Goal: Return the records that follow, matching each one exactly.

Information given:
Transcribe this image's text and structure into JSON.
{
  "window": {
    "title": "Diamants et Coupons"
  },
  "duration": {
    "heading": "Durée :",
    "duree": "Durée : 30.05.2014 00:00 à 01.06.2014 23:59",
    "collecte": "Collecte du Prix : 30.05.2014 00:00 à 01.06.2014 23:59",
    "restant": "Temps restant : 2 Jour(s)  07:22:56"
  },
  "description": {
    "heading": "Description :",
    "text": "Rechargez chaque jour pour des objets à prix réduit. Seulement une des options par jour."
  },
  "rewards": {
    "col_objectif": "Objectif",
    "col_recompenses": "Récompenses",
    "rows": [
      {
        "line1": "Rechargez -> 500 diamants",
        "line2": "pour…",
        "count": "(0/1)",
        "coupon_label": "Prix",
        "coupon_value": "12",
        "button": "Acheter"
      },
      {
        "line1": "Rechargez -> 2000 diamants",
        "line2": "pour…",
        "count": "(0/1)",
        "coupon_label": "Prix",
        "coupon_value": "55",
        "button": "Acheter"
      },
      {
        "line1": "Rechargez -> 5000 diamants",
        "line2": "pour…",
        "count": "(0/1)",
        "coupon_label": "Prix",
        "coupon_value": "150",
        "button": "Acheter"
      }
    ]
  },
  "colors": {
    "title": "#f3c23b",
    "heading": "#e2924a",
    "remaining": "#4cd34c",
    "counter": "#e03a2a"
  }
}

Exercise output:
Transcribe this image's text and structure into JSON.
{
  "window": {
    "title": "Diamants et Coupons"
  },
  "duration": {
    "heading": "Durée :",
    "duree": "Durée : 30.05.2014 00:00 à 01.06.2014 23:59",
    "collecte": "Collecte du Prix : 30.05.2014 00:00 à 01.06.2014 23:59",
    "restant": "Temps restant : 2 Jour(s)  07:22:56"
  },
  "description": {
    "heading": "Description :",
    "text": "Rechargez chaque jour pour des objets à prix réduit. Seulement une des options par jour."
  },
  "rewards": {
    "col_objectif": "Objectif",
    "col_recompenses": "Récompenses",
    "rows": [
      {
        "line1": "Rechargez -> 500 diamants",
        "line2": "pour…",
        "count": "(0/1)",
        "coupon_label": "Prix",
        "coupon_value": "12",
        "button": "Acheter"
      },
      {
        "line1": "Rechargez -> 2000 diamants",
        "line2": "pour…",
        "count": "(0/1)",
        "coupon_label": "Prix",
        "coupon_value": "55",
        "button": "Acheter"
      },
      {
        "line1": "Rechargez -> 5000 diamants",
        "line2": "pour…",
        "count": "(0/1)",
        "coupon_label": "Prix",
        "coupon_value": "150",
        "button": "Acheter"
      }
    ]
  },
  "colors": {
    "title": "#f3c23b",
    "heading": "#e2924a",
    "remaining": "#4cd34c",
    "counter": "#e03a2a"
  }
}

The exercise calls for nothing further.